**SOURCE TEXT:**
○ ○ ○
John Curl's Blowtorch preamplifier part II

Status
Not open for further replies.
Haha.
So leave the screen floating ?...that's a new one to me.
Are you saying that connecting the screen to PE or N will inject already present PE or N noise into the secondaries ?.

Dan.

When I made measurements the effect was there if a screen was present. Connecting it to the outside world raised the noise pass through.

Note the screen acts as a capacitor to ground and as a bit of a Faraday shield.
 
When I made measurements the effect was there if a screen was present. Connecting it to the outside world raised the noise pass through.
Sort of surprising, without having tried the experiment.

Note the screen acts as a capacitor to ground and as a bit of a Faraday shield.
Yeah, that's what I was sayin.....primary HF junk capacitively couples to the screen and this junk energy is conducted onto the PE/audio ground line causing more HF noise on the system ground.
My reasoning for connecting the screen to N is to keep it close to MEN earth....how close that is depends on the load current/load noise on that circuit.....the N connection will be higher in noise magnitude than the PE connection, hmmm what to do.

IIRC theory lessons bludgeoned into me that leaving the screen OC would increase the primary to secondary HF noise capacitive coupling ?.

Does the screen actually constitute an infinitely distributed/divided capacitance across the length of the primary winding for toroidal transformer ?.
Did you look at voltage/waveforms on the OC screen, and what changes with variable loading to N or PE ?.

Dan.
 
Last edited:

In my house I monitor the temperature of each room, the humidity in seven places inside and one outside along with the outside temperature. Gas monitoring includes carbon monoxide and flammable gas sensing in three places.

This not only allows me to keep the inside comfortable by using outside air to heat, cool or even maintain comfortable humidity, it also clears the air near the porcelain throne.

The added benefit is that it warns of dangers such as incomplete combustion, natural gas leaks or failure to ignite and my favorite... roof leaks.

Now some may remember the commercials about smart refrigerators that tell you when you are out of a staple and give recipes based on ingredients on hand. Not my idea of a useful wired home.

BTY the still manual control is shutting off electricity and water when I am gone. Also shutting off the water if there is a leak.

Now what is the cost savings if my gizmos detect a roof leak before the ceiling is damaged?

Dan,

It has been a while. I was looking at FFTs. Any wire to ground is just too long to really do much good. Now if you want to put in a ground grid with 1" wire braid from the transformer shield, that might be interesting, but still silly, as it would also increase the capacitively coupled noise current.

Like I mentioned try it, can't hurt.
 
Last edited:
It has been a while. I was looking at FFTs. Any wire to ground is just too long to really do much good. Now if you want to put in a ground grid with 1" wire braid from the transformer shield, that might be interesting, but still silly, as it would also increase the capacitively coupled noise current.

Like I mentioned try it, can't hurt.
The screens each have their own wire connecting to a single plug in the wall socket, so the screen current does have some minor RL separation from the system ground.
○ ○ ○
**PROBLEMS TO WORK ON:**
**A.** According to the Blowtorch preamplifier thread, what happened to the noise pass through when the screen was connected to the outside world?
**B.** Please write the next part of the Blowtorch preamplifier thread, starting after its last post.

**EXTRACTED MATERIAL:**
○ ○ ○
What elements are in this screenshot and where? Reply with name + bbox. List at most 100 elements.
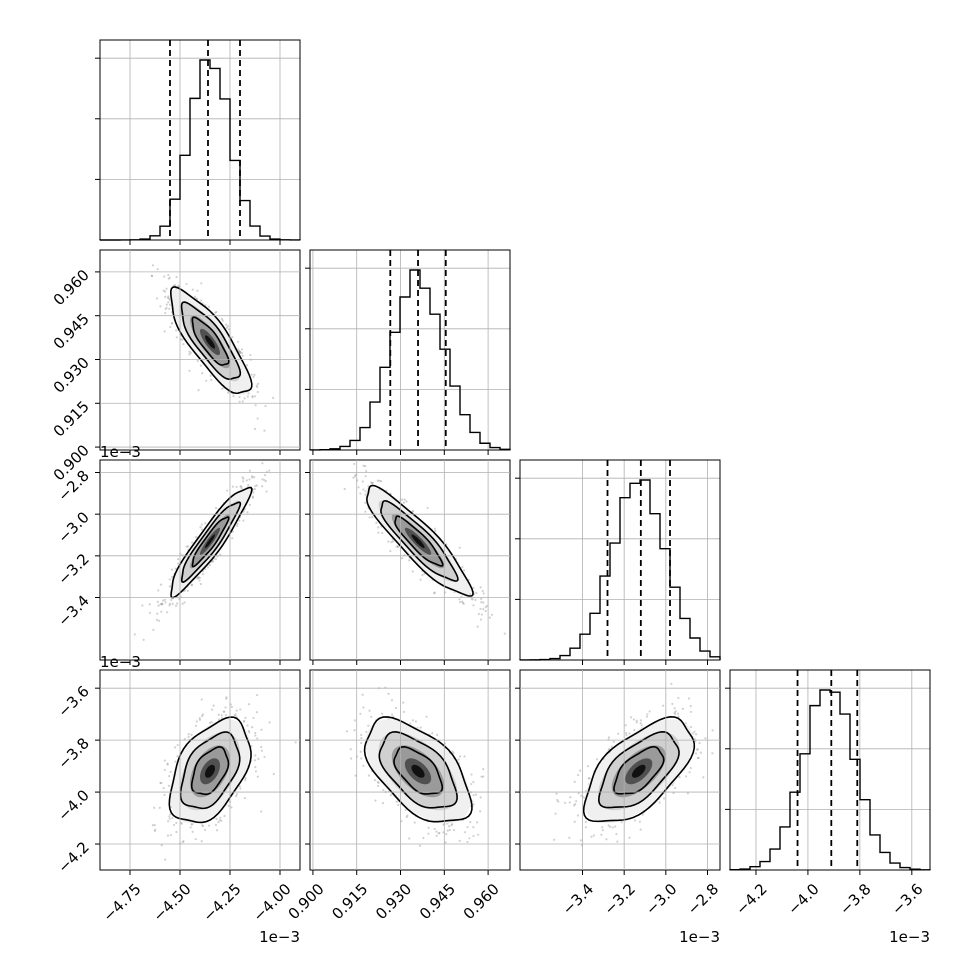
- contour-line-1: [180, 301, 242, 380]
- scatter-point: [246, 724, 249, 727]
- pair-panel-3-2: [519, 669, 721, 871]
- scatter-point: [170, 598, 173, 601]
- scatter-point: [164, 601, 167, 604]
- contour-line-0: [168, 716, 252, 824]
- scatter-point: [168, 817, 171, 820]
- scatter-point: [458, 546, 461, 549]
- scatter-point: [368, 516, 371, 519]
- scatter-point: [233, 714, 237, 717]
- scatter-point: [268, 721, 271, 724]
- scatter-point: [148, 611, 152, 614]
- scatter-point: [450, 824, 453, 827]
- scatter-point: [248, 478, 251, 481]
- scatter-point: [370, 482, 373, 485]
- scatter-point: [157, 589, 160, 592]
- scatter-point: [402, 710, 405, 713]
- scatter-point: [422, 836, 425, 840]
- scatter-point: [210, 378, 213, 381]
- scatter-point: [608, 748, 611, 751]
- scatter-point: [474, 598, 477, 602]
- scatter-point: [230, 705, 233, 709]
- scatter-point: [227, 804, 230, 808]
- scatter-point: [611, 826, 614, 829]
- contour-line-2: [191, 516, 230, 568]
- scatter-point: [167, 301, 170, 304]
- scatter-point: [176, 743, 179, 747]
- scatter-point: [166, 611, 169, 614]
- scatter-point: [199, 582, 202, 586]
- scatter-point: [260, 728, 263, 731]
- scatter-point: [159, 603, 162, 606]
- scatter-point: [404, 808, 407, 812]
- histogram-3: [729, 689, 931, 871]
- scatter-point: [646, 713, 649, 716]
- scatter-point: [181, 840, 185, 844]
- scatter-point: [211, 560, 214, 563]
- scatter-point: [220, 819, 223, 822]
- scatter-point: [253, 427, 257, 431]
- scatter-point: [141, 604, 144, 607]
- scatter-point: [175, 329, 178, 332]
- scatter-point: [503, 632, 506, 635]
- scatter-point: [239, 350, 242, 353]
- scatter-point: [375, 521, 378, 524]
- scatter-point: [223, 710, 226, 713]
- scatter-point: [359, 492, 362, 495]
- scatter-point: [365, 730, 368, 733]
- scatter-point: [169, 325, 172, 329]
- scatter-point: [242, 519, 245, 522]
- hist-frame-3: [729, 669, 931, 871]
- scatter-point: [401, 498, 404, 501]
- scatter-point: [711, 729, 714, 732]
- scatter-point: [377, 531, 380, 534]
- scatter-point: [168, 815, 171, 818]
- scatter-point: [170, 322, 174, 325]
- scatter-point: [247, 483, 250, 487]
- scatter-point: [488, 616, 491, 619]
- scatter-point: [472, 780, 475, 784]
- scatter-point: [238, 519, 241, 522]
- scatter-point: [255, 484, 259, 487]
- scatter-point: [406, 814, 409, 817]
- contour-line-2: [393, 746, 444, 795]
- scatter-point: [214, 506, 218, 510]
- scatter-point: [395, 800, 398, 803]
- scatter-point: [250, 373, 253, 376]
- scatter-point: [133, 633, 136, 636]
- scatter-point: [433, 591, 436, 594]
- scatter-point: [153, 829, 156, 832]
- scatter-point: [427, 832, 430, 835]
- scatter-point: [353, 475, 357, 478]
- scatter-point: [220, 717, 224, 720]
- scatter-point: [421, 574, 424, 577]
- scatter-point: [359, 750, 362, 753]
- scatter-point: [639, 722, 642, 725]
- scatter-point: [148, 603, 151, 606]
- scatter-point: [201, 824, 204, 827]
- scatter-point: [225, 323, 228, 326]
- scatter-point: [260, 745, 263, 749]
- scatter-point: [251, 395, 254, 398]
- scatter-point: [208, 824, 211, 827]
- scatter-point: [198, 576, 201, 579]
- scatter-point: [155, 297, 159, 300]
- scatter-point: [451, 750, 454, 753]
- scatter-point: [224, 706, 227, 709]
- scatter-point: [162, 289, 165, 292]
- scatter-point: [175, 821, 178, 825]
- scatter-point: [414, 720, 417, 723]
- scatter-point: [253, 487, 256, 491]
- scatter-point: [371, 516, 374, 519]
- scatter-point: [390, 541, 393, 544]
- scatter-point: [437, 832, 440, 835]
- scatter-point: [160, 782, 163, 785]
- scatter-point: [452, 828, 456, 832]
- scatter-point: [191, 822, 194, 825]
- scatter-point: [151, 274, 154, 278]
- scatter-point: [239, 787, 242, 790]
- scatter-point: [387, 540, 390, 543]
- scatter-point: [360, 757, 363, 760]
- scatter-point: [239, 351, 242, 354]
- scatter-point: [362, 706, 365, 709]
- scatter-point: [163, 759, 166, 762]
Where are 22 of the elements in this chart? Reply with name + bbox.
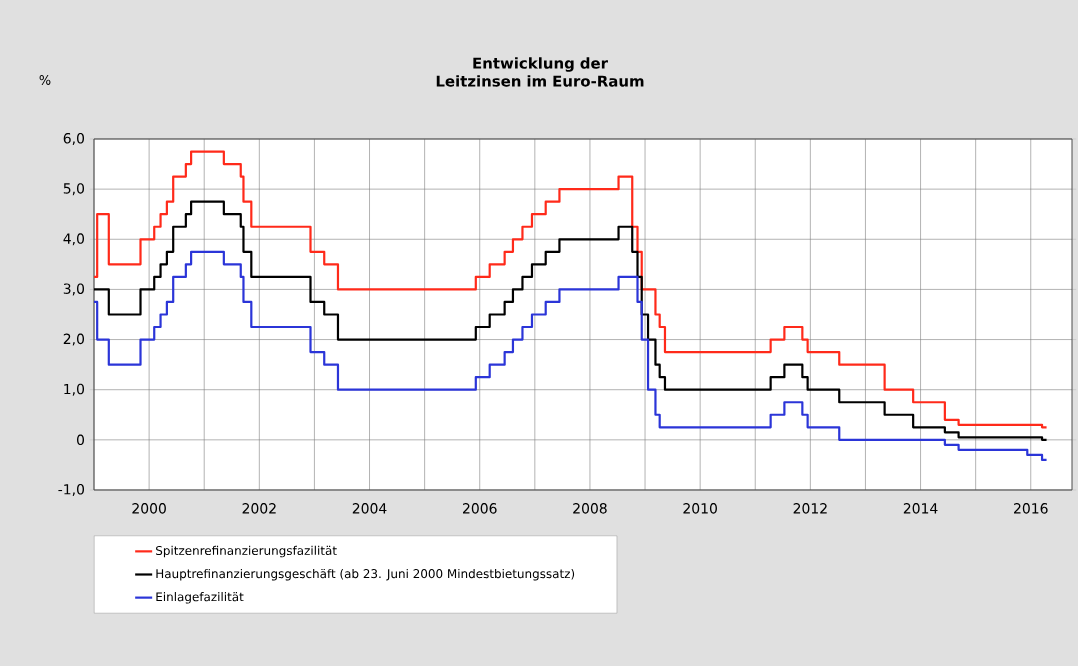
y-tick-label: 3,0	[63, 283, 85, 296]
x-tick-label: 2016	[1014, 503, 1048, 514]
y-tick-label: 0	[76, 434, 85, 446]
y-tick-label: 6,0	[63, 133, 85, 145]
y-tick-label: 5,0	[63, 183, 85, 196]
legend-label: Hauptrefinanzierungsgeschäft (ab 23. Juni 2000 Mindestbietungssatz)	[156, 568, 575, 581]
x-tick-label: 2012	[793, 503, 827, 514]
x-tick-label: 2002	[242, 503, 276, 514]
x-tick-label: 2006	[463, 503, 497, 514]
y-tick-label: 1,0	[64, 383, 85, 396]
y-tick-label: 4,0	[63, 233, 85, 246]
chart-title: Entwicklung der Leitzinsen im Euro-Raum	[436, 57, 644, 87]
y-tick-label: -1,0	[58, 483, 85, 496]
x-tick-label: 2004	[352, 503, 387, 514]
y-axis-title: %	[39, 75, 51, 85]
legend-label: Spitzenrefinanzierungsfazilität	[156, 545, 337, 558]
legend-label: Einlagefazilität	[156, 592, 244, 604]
x-tick-label: 2010	[683, 503, 717, 514]
x-tick-label: 2014	[903, 503, 938, 514]
x-tick-label: 2008	[573, 503, 607, 514]
x-tick-label: 2000	[132, 503, 166, 514]
y-tick-label: 2,0	[63, 333, 85, 346]
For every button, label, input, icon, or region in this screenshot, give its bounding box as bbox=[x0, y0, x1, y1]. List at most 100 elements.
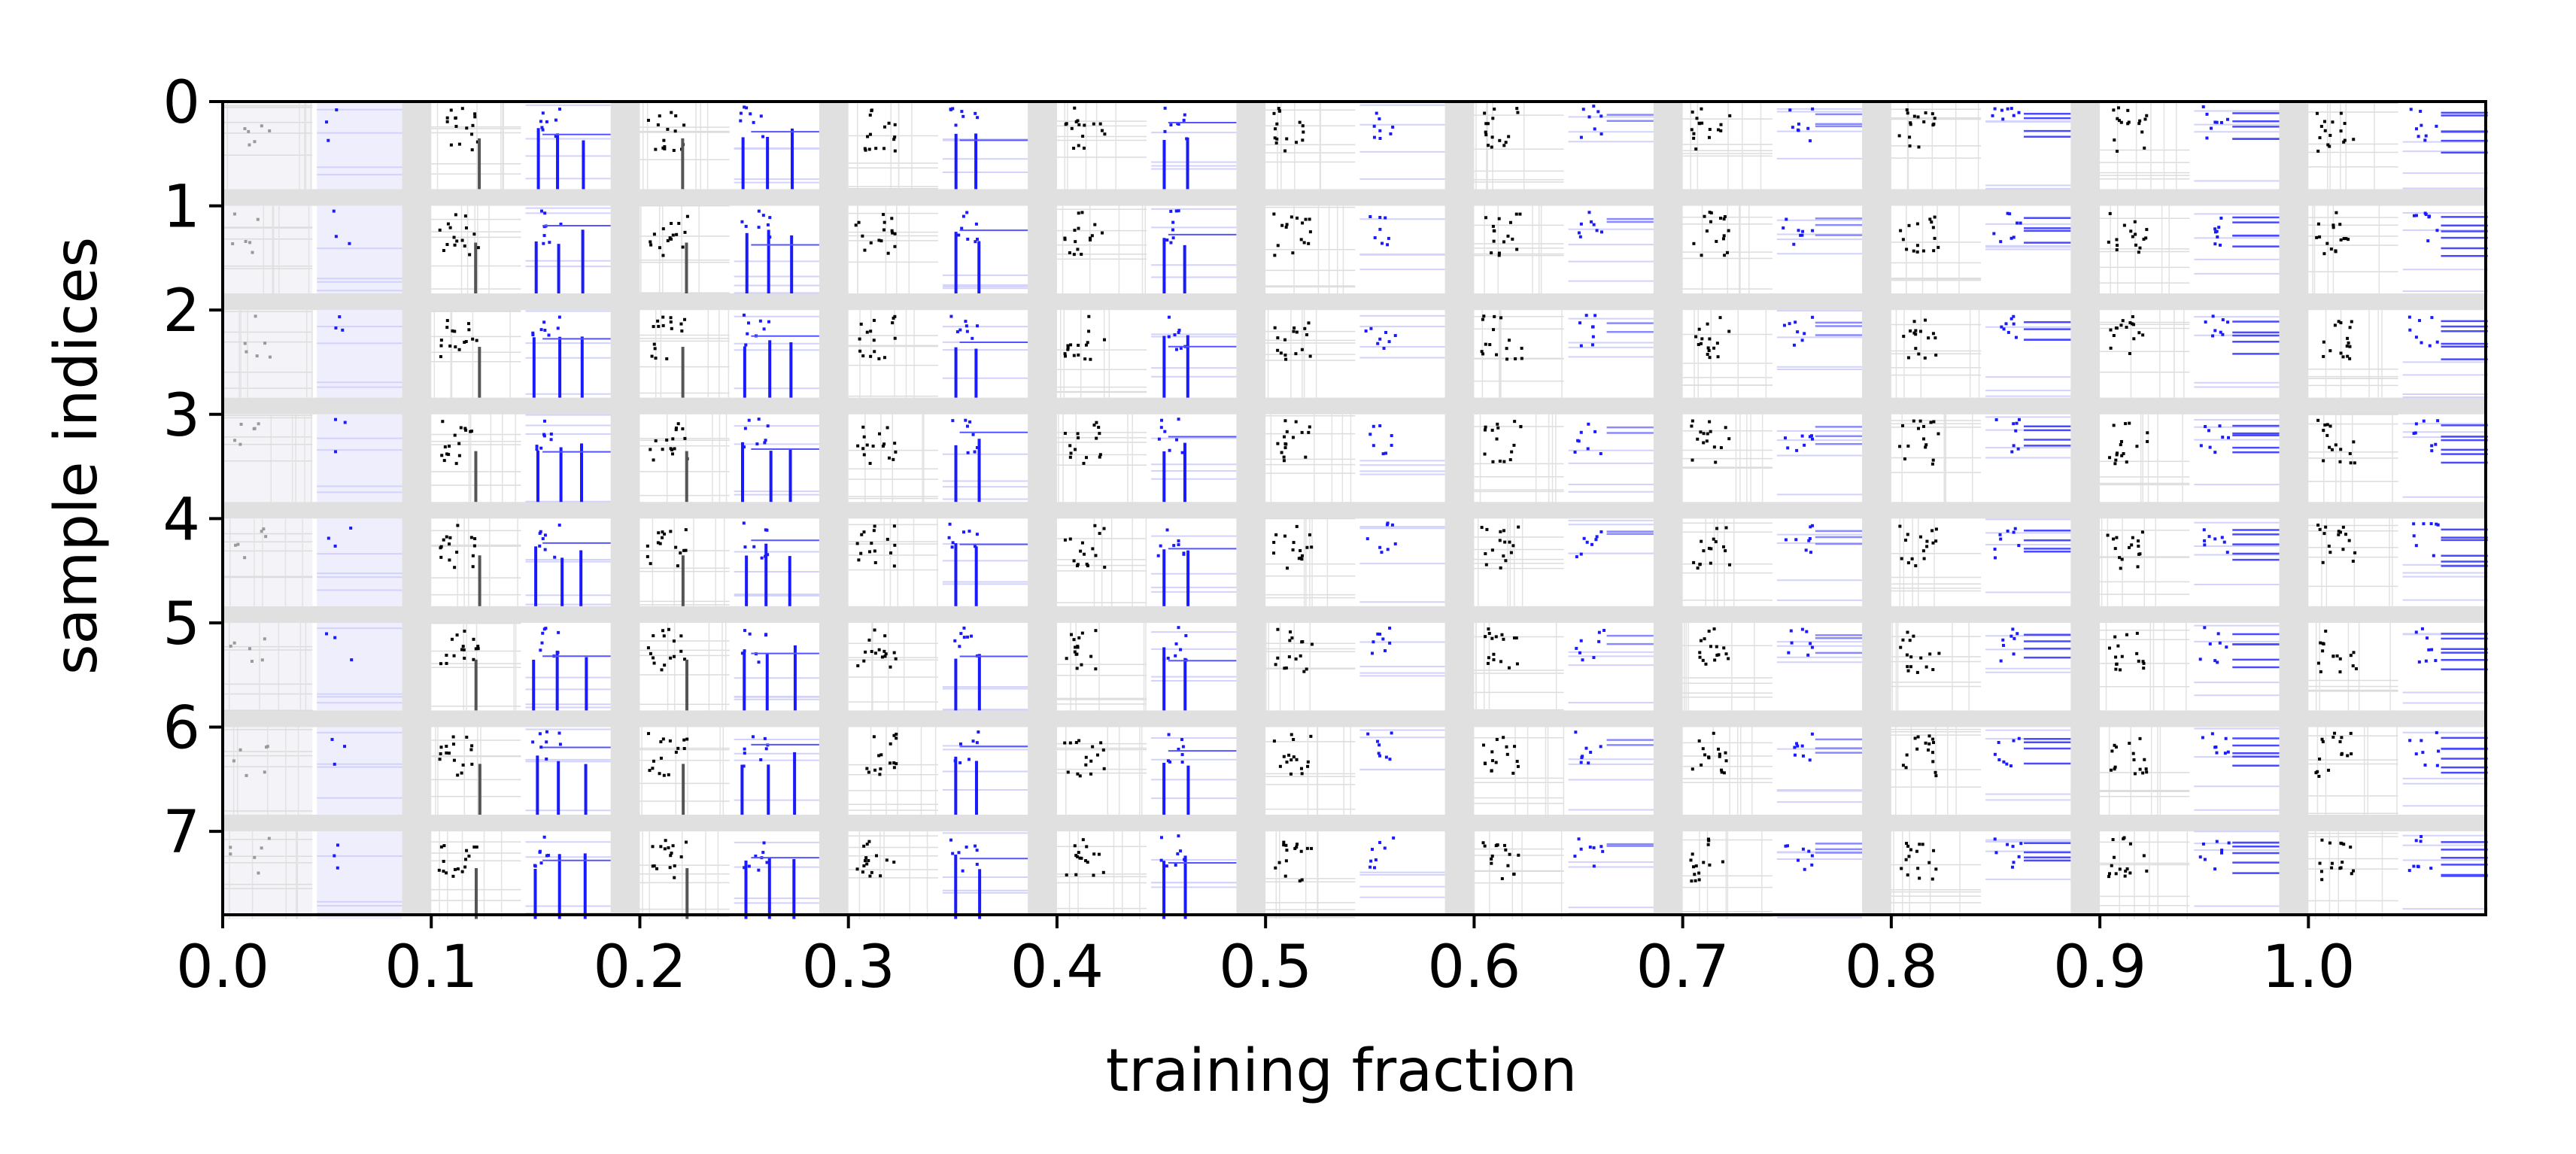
grayscale-mark bbox=[1699, 430, 1703, 434]
blue-mark bbox=[2017, 418, 2021, 421]
grayscale-mark bbox=[448, 558, 451, 562]
grayscale-mark bbox=[892, 138, 896, 141]
blue-panel bbox=[1985, 211, 2071, 251]
grayscale-mark bbox=[661, 629, 665, 633]
grayscale-mark bbox=[674, 427, 678, 430]
blue-mark bbox=[1797, 122, 1800, 126]
grayscale-mark bbox=[2110, 864, 2113, 867]
grayscale-mark bbox=[892, 564, 896, 568]
blue-mark bbox=[2422, 522, 2426, 526]
grayscale-mark bbox=[1307, 321, 1311, 325]
blue-mark bbox=[1393, 334, 1397, 338]
grayscale-mark bbox=[1709, 220, 1712, 223]
matrix-cell-background bbox=[1056, 831, 1237, 919]
blue-bar bbox=[584, 764, 588, 815]
grayscale-panel bbox=[1891, 205, 1982, 294]
blue-panel bbox=[2194, 727, 2280, 811]
grayscale-mark bbox=[647, 732, 651, 736]
blue-mark bbox=[2412, 864, 2416, 868]
blue-panel bbox=[1776, 217, 1863, 255]
blue-mark bbox=[2423, 138, 2427, 142]
grayscale-mark bbox=[2132, 758, 2136, 761]
grayscale-mark bbox=[679, 551, 682, 555]
blue-mark bbox=[2006, 843, 2009, 846]
grayscale-mark bbox=[476, 647, 480, 651]
grayscale-mark bbox=[2119, 566, 2122, 570]
blue-mark bbox=[557, 315, 561, 319]
blue-panel bbox=[1776, 732, 1863, 803]
grayscale-mark bbox=[885, 858, 889, 862]
blue-mark bbox=[1796, 330, 1800, 334]
blue-mark bbox=[334, 326, 338, 329]
grayscale-mark bbox=[1904, 858, 1908, 861]
blue-mark bbox=[966, 451, 970, 454]
grayscale-mark bbox=[2142, 661, 2146, 665]
grayscale-mark bbox=[257, 871, 260, 875]
blue-panel bbox=[1359, 215, 1445, 271]
blue-panel bbox=[317, 205, 402, 294]
grayscale-mark bbox=[677, 221, 681, 225]
grayscale-mark bbox=[868, 874, 872, 878]
blue-mark bbox=[1378, 754, 1382, 758]
grayscale-mark bbox=[2350, 752, 2353, 756]
grayscale-mark bbox=[1091, 745, 1095, 749]
blue-mark bbox=[1994, 556, 1997, 560]
blue-mark bbox=[1579, 430, 1583, 434]
grayscale-mark bbox=[1906, 665, 1909, 669]
blue-mark bbox=[971, 739, 975, 743]
grayscale-mark bbox=[445, 452, 448, 456]
grayscale-mark bbox=[886, 537, 889, 541]
grayscale-mark bbox=[439, 355, 442, 359]
grayscale-mark bbox=[253, 855, 257, 859]
grayscale-mark bbox=[1492, 328, 1496, 332]
blue-panel bbox=[734, 735, 819, 815]
grayscale-mark bbox=[445, 319, 449, 323]
grayscale-mark bbox=[2315, 235, 2319, 239]
blue-bar bbox=[581, 229, 585, 294]
grayscale-mark bbox=[1694, 879, 1697, 882]
grayscale-mark bbox=[453, 329, 457, 333]
grayscale-mark bbox=[665, 357, 669, 360]
grayscale-mark bbox=[684, 840, 688, 844]
blue-mark bbox=[1579, 847, 1583, 851]
blue-mark bbox=[2012, 530, 2016, 534]
grayscale-mark bbox=[1704, 662, 1708, 666]
grayscale-mark bbox=[685, 214, 689, 218]
blue-mark bbox=[2205, 136, 2209, 140]
grayscale-mark bbox=[856, 444, 860, 448]
blue-mark bbox=[1999, 659, 2003, 663]
grayscale-mark bbox=[1482, 314, 1486, 318]
grayscale-mark bbox=[2106, 533, 2110, 537]
grayscale-mark bbox=[863, 147, 867, 150]
grayscale-mark bbox=[1282, 459, 1286, 463]
grayscale-mark bbox=[1692, 241, 1696, 245]
grayscale-mark bbox=[1283, 874, 1287, 878]
grayscale-mark bbox=[672, 148, 676, 152]
blue-mark bbox=[970, 634, 974, 638]
blue-mark bbox=[1372, 640, 1375, 644]
grayscale-mark bbox=[1717, 747, 1721, 751]
blue-bar bbox=[582, 140, 585, 190]
blue-mark bbox=[531, 740, 535, 744]
grayscale-mark bbox=[450, 637, 454, 641]
blue-mark bbox=[535, 445, 539, 448]
grayscale-mark bbox=[256, 217, 260, 221]
grayscale-mark bbox=[1497, 254, 1501, 257]
blue-mark bbox=[1390, 434, 1393, 438]
grayscale-panel bbox=[1056, 310, 1147, 398]
grayscale-mark bbox=[1101, 748, 1105, 752]
grayscale-mark bbox=[1278, 764, 1282, 768]
grayscale-mark bbox=[1898, 524, 1902, 528]
grayscale-mark bbox=[868, 114, 872, 117]
grayscale-mark bbox=[1484, 563, 1488, 566]
grayscale-panel bbox=[1056, 205, 1147, 294]
grayscale-mark bbox=[438, 228, 442, 232]
grayscale-mark bbox=[867, 638, 871, 642]
grayscale-mark bbox=[670, 448, 673, 451]
matrix-cell bbox=[2100, 205, 2280, 294]
blue-wash bbox=[317, 414, 402, 503]
grayscale-mark bbox=[684, 528, 688, 532]
grayscale-mark bbox=[2114, 746, 2118, 749]
blue-mark bbox=[1376, 632, 1380, 636]
x-tick-label: 0.7 bbox=[1636, 934, 1730, 1001]
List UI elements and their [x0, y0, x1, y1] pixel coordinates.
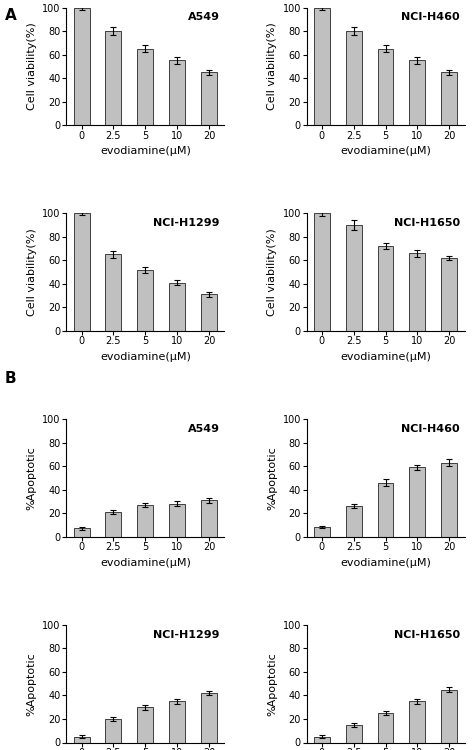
○ ○ ○
**ANSWERS:**
**A.** The noise pass through went up.

**B.**
I can try running the screens OC, or connected to N at the wall socket perfectly painlessly in this case....food for fun, thanks.

Dan.
 
Ah yes, connected with the good old Quantum Clip ...

Amazing! :D

And for headshell
Walker Audio Black Diamond Crystal for Cartridges
And emi, rfi problems solved!

Ground wire which inject noise in audio gears is NOT ground wire, it is fake ground wire ...simply bad grounding.

IMO, trere is no room for discussion about injected noise in some wire, or strip, which imitate ground wire, and leave noise jumping arround like rabbit family.
And, also, making bad conclusion from such bad behavior.
 
Member
Joined 2014
Paid Member
In my house I monitor the temperature of each room, the humidity in seven places inside and one outside along with the outside temperature. Gas monitoring includes carbon monoxide and flammable gas sensing in three places.

This not only allows me to keep the inside comfortable by using outside air to heat, cool or even maintain comfortable humidity, it also clears the air near the porcelain throne.

The added benefit is that it warns of dangers such as incomplete combustion, natural gas leaks or failure to ignite and my favorite... roof leaks.

I live in a nice temperate zone where you open the windows if too warm and light a fire if too cold. CO sensors by boiler and fireplace that bleat as no need to log it. Cheap and simples. But its a rental. Combustion monitoring on a furnace should be integrated to the furnace IMO. Although I do have wideband lambda sensors if required :)
 
www.hifisonix.com
Joined 2003
Paid Member
I live in a nice temperate zone where you open the windows if too warm and light a fire if too cold. CO sensors by boiler and fireplace that bleat as no need to log it. Cheap and simples. But its a rental. Combustion monitoring on a furnace should be integrated to the furnace IMO. Although I do have wideband lambda sensors if required :)

I think CO2 sensors are mandatory on all UK new builds for the last 15 or 20 years. All rental properties have to have them no matter what the age and have any gas boilers serviced regularly. If a tenant dies due to CO2, the landlord is in deep do-do.

I'm all electric with heat x-changer - no CO2 worries in my house and I have found its quite efficient as well. Its a fairly substantial new house and I am paying less than I did on electric+gas in my previous UK house (I lived there up until 2006 before going to Asia).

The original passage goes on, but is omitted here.